THE REQUEST >> Everything in the listing should be restated word for word.

MATERIAL PROVIDED >>
>>>

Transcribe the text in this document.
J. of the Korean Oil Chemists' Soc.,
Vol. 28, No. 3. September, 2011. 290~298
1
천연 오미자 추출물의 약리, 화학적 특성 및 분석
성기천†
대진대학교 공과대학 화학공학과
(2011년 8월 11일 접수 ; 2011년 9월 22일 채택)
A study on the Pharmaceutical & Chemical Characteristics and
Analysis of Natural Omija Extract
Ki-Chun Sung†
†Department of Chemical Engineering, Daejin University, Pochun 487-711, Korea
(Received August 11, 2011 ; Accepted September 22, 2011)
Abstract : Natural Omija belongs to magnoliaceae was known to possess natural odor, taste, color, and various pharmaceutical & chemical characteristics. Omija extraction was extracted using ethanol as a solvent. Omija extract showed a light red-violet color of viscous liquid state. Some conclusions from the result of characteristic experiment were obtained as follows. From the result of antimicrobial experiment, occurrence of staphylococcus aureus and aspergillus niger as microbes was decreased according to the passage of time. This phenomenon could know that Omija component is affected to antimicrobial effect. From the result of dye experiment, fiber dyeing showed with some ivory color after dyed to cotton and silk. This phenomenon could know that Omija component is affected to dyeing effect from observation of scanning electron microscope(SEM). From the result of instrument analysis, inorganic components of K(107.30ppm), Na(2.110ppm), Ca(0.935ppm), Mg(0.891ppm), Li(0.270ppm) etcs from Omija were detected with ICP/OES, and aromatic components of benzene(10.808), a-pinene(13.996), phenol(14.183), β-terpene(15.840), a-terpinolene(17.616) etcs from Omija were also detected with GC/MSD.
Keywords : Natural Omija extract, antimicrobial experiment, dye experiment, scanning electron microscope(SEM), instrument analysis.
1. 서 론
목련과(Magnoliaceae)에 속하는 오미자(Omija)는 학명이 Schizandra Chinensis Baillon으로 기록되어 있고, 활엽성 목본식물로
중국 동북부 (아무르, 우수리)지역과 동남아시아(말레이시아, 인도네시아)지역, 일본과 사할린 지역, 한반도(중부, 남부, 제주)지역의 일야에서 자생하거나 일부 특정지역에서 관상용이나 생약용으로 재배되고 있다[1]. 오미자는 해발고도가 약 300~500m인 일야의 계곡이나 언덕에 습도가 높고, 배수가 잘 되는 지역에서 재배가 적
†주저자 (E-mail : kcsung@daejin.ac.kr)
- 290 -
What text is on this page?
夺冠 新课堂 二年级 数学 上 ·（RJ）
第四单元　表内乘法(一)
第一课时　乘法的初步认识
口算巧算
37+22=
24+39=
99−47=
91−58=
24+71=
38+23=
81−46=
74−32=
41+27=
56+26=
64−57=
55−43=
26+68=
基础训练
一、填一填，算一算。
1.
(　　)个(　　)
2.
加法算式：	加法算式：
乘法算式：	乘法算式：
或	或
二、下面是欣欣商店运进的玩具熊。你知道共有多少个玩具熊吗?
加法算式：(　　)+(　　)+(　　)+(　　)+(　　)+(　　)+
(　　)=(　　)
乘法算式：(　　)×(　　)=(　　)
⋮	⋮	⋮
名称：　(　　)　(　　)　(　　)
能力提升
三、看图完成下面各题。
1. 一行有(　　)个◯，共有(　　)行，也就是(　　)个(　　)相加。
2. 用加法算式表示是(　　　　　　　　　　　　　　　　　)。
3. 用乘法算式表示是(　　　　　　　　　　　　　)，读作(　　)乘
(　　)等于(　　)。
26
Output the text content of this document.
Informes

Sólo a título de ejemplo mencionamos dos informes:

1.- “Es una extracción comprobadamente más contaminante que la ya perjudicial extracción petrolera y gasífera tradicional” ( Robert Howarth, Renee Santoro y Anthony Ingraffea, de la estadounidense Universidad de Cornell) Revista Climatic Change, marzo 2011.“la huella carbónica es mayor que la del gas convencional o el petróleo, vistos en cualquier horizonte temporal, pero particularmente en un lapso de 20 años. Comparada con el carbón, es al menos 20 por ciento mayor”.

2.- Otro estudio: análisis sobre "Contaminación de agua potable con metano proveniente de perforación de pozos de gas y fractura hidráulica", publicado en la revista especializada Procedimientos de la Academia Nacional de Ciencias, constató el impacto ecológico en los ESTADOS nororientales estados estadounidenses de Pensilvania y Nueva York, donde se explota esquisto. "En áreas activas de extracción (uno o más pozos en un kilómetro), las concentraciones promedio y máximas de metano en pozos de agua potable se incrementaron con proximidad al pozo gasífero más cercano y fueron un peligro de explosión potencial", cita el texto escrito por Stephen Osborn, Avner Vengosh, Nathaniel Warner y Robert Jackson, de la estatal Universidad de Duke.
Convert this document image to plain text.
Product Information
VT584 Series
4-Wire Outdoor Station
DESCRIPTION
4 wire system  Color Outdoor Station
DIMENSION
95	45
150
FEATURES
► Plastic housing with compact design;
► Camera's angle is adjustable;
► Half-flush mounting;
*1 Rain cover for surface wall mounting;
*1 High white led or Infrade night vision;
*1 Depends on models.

<<<

EXERCISE OUTPUT >>
Transcribe the text in this document.
J. of the Korean Oil Chemists' Soc.,
Vol. 28, No. 3. September, 2011. 290~298
1
천연 오미자 추출물의 약리, 화학적 특성 및 분석
성기천†
대진대학교 공과대학 화학공학과
(2011년 8월 11일 접수 ; 2011년 9월 22일 채택)
A study on the Pharmaceutical & Chemical Characteristics and
Analysis of Natural Omija Extract
Ki-Chun Sung†
†Department of Chemical Engineering, Daejin University, Pochun 487-711, Korea
(Received August 11, 2011 ; Accepted September 22, 2011)
Abstract : Natural Omija belongs to magnoliaceae was known to possess natural odor, taste, color, and various pharmaceutical & chemical characteristics. Omija extraction was extracted using ethanol as a solvent. Omija extract showed a light red-violet color of viscous liquid state. Some conclusions from the result of characteristic experiment were obtained as follows. From the result of antimicrobial experiment, occurrence of staphylococcus aureus and aspergillus niger as microbes was decreased according to the passage of time. This phenomenon could know that Omija component is affected to antimicrobial effect. From the result of dye experiment, fiber dyeing showed with some ivory color after dyed to cotton and silk. This phenomenon could know that Omija component is affected to dyeing effect from observation of scanning electron microscope(SEM). From the result of instrument analysis, inorganic components of K(107.30ppm), Na(2.110ppm), Ca(0.935ppm), Mg(0.891ppm), Li(0.270ppm) etcs from Omija were detected with ICP/OES, and aromatic components of benzene(10.808), a-pinene(13.996), phenol(14.183), β-terpene(15.840), a-terpinolene(17.616) etcs from Omija were also detected with GC/MSD.
Keywords : Natural Omija extract, antimicrobial experiment, dye experiment, scanning electron microscope(SEM), instrument analysis.
1. 서 론
목련과(Magnoliaceae)에 속하는 오미자(Omija)는 학명이 Schizandra Chinensis Baillon으로 기록되어 있고, 활엽성 목본식물로
중국 동북부 (아무르, 우수리)지역과 동남아시아(말레이시아, 인도네시아)지역, 일본과 사할린 지역, 한반도(중부, 남부, 제주)지역의 일야에서 자생하거나 일부 특정지역에서 관상용이나 생약용으로 재배되고 있다[1]. 오미자는 해발고도가 약 300~500m인 일야의 계곡이나 언덕에 습도가 높고, 배수가 잘 되는 지역에서 재배가 적
†주저자 (E-mail : kcsung@daejin.ac.kr)
- 290 -
What text is on this page?
夺冠 新课堂 二年级 数学 上 ·（RJ）
第四单元　表内乘法(一)
第一课时　乘法的初步认识
口算巧算
37+22=
24+39=
99−47=
91−58=
24+71=
38+23=
81−46=
74−32=
41+27=
56+26=
64−57=
55−43=
26+68=
基础训练
一、填一填，算一算。
1.
(　　)个(　　)
2.
加法算式：	加法算式：
乘法算式：	乘法算式：
或	或
二、下面是欣欣商店运进的玩具熊。你知道共有多少个玩具熊吗?
加法算式：(　　)+(　　)+(　　)+(　　)+(　　)+(　　)+
(　　)=(　　)
乘法算式：(　　)×(　　)=(　　)
⋮	⋮	⋮
名称：　(　　)　(　　)　(　　)
能力提升
三、看图完成下面各题。
1. 一行有(　　)个◯，共有(　　)行，也就是(　　)个(　　)相加。
2. 用加法算式表示是(　　　　　　　　　　　　　　　　　)。
3. 用乘法算式表示是(　　　　　　　　　　　　　)，读作(　　)乘
(　　)等于(　　)。
26
Output the text content of this document.
Informes

Sólo a título de ejemplo mencionamos dos informes:

1.- “Es una extracción comprobadamente más contaminante que la ya perjudicial extracción petrolera y gasífera tradicional” ( Robert Howarth, Renee Santoro y Anthony Ingraffea, de la estadounidense Universidad de Cornell) Revista Climatic Change, marzo 2011.“la huella carbónica es mayor que la del gas convencional o el petróleo, vistos en cualquier horizonte temporal, pero particularmente en un lapso de 20 años. Comparada con el carbón, es al menos 20 por ciento mayor”.

2.- Otro estudio: análisis sobre "Contaminación de agua potable con metano proveniente de perforación de pozos de gas y fractura hidráulica", publicado en la revista especializada Procedimientos de la Academia Nacional de Ciencias, constató el impacto ecológico en los ESTADOS nororientales estados estadounidenses de Pensilvania y Nueva York, donde se explota esquisto. "En áreas activas de extracción (uno o más pozos en un kilómetro), las concentraciones promedio y máximas de metano en pozos de agua potable se incrementaron con proximidad al pozo gasífero más cercano y fueron un peligro de explosión potencial", cita el texto escrito por Stephen Osborn, Avner Vengosh, Nathaniel Warner y Robert Jackson, de la estatal Universidad de Duke.
Convert this document image to plain text.
Product Information
VT584 Series
4-Wire Outdoor Station
DESCRIPTION
4 wire system  Color Outdoor Station
DIMENSION
95	45
150
FEATURES
► Plastic housing with compact design;
► Camera's angle is adjustable;
► Half-flush mounting;
*1 Rain cover for surface wall mounting;
*1 High white led or Infrade night vision;
*1 Depends on models.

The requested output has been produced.